Data shown:
▶

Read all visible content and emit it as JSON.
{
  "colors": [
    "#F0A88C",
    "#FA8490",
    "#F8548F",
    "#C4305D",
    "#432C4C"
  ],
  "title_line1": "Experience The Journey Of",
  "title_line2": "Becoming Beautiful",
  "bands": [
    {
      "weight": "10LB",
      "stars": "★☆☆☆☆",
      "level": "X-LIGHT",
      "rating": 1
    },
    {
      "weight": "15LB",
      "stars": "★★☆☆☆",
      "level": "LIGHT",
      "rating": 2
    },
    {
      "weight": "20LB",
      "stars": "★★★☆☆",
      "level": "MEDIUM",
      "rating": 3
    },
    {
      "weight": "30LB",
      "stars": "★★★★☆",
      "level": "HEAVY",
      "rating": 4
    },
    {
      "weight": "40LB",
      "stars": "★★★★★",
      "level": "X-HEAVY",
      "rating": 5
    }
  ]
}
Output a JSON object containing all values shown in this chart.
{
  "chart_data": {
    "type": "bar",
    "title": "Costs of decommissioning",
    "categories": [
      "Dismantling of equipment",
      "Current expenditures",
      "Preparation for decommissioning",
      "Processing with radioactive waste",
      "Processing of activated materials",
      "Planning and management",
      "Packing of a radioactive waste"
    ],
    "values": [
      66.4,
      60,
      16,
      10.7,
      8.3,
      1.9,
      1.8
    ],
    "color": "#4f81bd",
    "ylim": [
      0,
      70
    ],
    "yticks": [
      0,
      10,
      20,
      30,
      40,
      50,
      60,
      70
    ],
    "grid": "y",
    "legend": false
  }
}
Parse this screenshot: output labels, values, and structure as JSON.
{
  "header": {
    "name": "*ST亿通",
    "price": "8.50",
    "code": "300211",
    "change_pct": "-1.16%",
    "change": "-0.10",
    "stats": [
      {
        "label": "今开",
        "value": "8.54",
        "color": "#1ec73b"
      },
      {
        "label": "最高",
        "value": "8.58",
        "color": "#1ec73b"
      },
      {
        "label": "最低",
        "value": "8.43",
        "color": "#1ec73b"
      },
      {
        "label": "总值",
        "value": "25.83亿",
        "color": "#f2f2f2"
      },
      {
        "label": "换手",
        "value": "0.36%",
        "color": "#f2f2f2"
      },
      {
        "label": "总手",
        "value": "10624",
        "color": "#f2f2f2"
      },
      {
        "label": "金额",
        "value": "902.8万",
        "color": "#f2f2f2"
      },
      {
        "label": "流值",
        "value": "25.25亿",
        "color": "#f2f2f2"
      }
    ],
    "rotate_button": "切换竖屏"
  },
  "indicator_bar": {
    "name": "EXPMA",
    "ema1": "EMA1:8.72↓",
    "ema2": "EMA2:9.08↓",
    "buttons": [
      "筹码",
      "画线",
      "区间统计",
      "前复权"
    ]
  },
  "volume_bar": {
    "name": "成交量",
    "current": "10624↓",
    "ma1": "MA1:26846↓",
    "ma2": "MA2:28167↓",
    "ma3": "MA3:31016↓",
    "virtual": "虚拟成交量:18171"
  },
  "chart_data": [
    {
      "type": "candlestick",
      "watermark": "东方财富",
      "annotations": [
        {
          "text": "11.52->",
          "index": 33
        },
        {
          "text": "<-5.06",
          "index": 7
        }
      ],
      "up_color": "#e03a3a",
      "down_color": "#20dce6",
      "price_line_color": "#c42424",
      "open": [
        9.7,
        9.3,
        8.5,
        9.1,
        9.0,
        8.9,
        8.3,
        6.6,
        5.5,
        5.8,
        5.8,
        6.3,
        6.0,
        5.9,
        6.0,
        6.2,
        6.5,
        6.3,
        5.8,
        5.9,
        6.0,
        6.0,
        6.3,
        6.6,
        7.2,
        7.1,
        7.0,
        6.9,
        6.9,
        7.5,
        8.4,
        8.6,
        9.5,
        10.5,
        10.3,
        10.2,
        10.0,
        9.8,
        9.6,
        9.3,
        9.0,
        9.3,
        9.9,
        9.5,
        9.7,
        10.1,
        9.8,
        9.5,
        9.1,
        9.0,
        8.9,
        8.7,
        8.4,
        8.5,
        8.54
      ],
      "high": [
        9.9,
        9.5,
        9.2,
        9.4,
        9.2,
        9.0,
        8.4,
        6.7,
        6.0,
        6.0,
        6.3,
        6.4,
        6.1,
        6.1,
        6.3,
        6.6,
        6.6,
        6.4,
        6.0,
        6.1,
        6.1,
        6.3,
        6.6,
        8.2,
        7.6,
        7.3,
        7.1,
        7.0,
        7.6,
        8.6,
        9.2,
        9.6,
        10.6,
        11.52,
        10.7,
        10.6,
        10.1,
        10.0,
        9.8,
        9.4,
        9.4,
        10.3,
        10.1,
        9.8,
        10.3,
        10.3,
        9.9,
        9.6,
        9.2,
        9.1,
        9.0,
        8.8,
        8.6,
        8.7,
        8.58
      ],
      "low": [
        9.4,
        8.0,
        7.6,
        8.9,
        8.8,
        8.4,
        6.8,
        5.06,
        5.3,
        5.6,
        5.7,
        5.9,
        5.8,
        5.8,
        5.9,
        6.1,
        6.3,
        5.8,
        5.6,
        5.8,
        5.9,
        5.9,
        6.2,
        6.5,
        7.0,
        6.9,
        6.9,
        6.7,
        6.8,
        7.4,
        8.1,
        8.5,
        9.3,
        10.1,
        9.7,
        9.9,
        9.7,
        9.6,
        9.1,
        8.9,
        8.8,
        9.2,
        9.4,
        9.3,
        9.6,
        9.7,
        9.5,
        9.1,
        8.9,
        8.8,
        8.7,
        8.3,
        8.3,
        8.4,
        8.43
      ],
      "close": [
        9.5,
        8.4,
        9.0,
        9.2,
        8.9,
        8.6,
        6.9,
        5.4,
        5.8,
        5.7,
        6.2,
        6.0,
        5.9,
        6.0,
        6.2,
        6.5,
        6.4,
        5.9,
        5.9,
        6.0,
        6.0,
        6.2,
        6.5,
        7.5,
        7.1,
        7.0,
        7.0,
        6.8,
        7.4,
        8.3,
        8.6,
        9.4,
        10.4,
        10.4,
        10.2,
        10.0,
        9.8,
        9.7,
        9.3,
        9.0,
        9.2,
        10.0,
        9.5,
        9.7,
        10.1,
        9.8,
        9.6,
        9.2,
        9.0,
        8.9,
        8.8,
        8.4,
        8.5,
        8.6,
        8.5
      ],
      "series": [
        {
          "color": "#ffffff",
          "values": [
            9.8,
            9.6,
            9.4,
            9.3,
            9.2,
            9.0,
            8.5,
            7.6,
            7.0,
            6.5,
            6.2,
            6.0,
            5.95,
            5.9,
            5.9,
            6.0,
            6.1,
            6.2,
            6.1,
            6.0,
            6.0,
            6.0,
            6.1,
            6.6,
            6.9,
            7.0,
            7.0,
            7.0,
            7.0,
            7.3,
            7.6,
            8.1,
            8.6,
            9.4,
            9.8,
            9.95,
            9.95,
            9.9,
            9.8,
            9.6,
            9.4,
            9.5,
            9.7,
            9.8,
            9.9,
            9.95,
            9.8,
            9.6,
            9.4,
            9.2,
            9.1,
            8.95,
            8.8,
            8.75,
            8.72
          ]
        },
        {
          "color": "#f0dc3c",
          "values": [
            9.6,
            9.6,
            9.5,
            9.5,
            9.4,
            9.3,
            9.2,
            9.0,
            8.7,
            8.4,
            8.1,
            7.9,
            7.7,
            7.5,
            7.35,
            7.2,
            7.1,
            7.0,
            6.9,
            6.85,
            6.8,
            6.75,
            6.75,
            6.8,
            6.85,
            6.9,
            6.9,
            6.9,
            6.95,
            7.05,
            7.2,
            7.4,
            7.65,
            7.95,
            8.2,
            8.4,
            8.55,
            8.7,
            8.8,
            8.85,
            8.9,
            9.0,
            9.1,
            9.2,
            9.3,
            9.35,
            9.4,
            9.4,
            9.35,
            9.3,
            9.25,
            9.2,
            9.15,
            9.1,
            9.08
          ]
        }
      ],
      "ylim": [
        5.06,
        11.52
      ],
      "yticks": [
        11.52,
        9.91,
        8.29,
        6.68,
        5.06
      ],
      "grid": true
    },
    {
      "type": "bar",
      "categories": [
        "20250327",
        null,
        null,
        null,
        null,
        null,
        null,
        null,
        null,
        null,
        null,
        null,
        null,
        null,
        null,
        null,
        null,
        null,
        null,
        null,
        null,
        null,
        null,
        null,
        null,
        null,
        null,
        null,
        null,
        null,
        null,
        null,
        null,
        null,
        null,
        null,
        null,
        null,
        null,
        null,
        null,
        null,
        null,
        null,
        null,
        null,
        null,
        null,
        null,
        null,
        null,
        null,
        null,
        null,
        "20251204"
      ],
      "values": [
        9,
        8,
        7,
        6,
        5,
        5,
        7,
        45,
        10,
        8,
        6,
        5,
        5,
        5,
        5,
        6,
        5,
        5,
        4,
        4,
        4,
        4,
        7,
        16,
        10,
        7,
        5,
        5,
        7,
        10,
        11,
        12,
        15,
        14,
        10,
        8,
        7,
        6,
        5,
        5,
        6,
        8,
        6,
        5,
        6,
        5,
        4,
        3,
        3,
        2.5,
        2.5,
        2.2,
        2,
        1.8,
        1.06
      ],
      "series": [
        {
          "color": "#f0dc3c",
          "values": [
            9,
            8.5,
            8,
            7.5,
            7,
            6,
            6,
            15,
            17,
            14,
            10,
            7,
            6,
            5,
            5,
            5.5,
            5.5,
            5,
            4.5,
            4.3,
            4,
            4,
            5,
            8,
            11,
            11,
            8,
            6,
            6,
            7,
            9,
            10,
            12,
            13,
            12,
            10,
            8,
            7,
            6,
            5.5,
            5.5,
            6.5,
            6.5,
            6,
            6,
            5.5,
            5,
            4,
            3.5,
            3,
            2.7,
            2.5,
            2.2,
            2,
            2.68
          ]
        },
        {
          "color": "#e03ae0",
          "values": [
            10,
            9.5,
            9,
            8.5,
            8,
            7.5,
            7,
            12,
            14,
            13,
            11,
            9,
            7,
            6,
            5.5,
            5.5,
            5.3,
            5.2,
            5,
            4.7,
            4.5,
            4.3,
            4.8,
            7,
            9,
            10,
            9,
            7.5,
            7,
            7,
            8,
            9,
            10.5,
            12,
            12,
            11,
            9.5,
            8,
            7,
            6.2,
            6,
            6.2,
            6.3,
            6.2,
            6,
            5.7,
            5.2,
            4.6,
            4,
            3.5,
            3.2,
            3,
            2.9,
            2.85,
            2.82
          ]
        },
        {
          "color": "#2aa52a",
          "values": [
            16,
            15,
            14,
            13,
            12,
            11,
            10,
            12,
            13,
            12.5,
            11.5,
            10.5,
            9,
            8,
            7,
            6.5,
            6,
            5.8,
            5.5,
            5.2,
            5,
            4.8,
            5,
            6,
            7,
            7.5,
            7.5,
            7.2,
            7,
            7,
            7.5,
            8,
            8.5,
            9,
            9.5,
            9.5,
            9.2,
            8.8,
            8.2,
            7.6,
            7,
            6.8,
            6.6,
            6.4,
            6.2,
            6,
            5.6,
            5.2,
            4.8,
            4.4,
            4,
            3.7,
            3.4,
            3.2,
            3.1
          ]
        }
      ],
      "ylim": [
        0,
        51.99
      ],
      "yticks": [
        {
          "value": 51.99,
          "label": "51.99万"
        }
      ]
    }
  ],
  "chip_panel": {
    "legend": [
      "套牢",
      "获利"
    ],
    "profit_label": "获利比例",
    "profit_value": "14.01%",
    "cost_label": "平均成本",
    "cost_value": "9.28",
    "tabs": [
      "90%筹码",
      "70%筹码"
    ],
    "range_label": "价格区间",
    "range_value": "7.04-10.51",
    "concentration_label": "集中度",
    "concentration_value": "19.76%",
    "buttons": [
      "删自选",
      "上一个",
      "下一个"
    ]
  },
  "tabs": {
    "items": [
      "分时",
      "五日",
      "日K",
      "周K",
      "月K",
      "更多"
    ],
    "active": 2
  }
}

◀

Exercise objective: Search the listing for the string "waste". Copy each line where it turns up.

Response:
      "Processing with radioactive waste",
      "Packing of a radioactive waste"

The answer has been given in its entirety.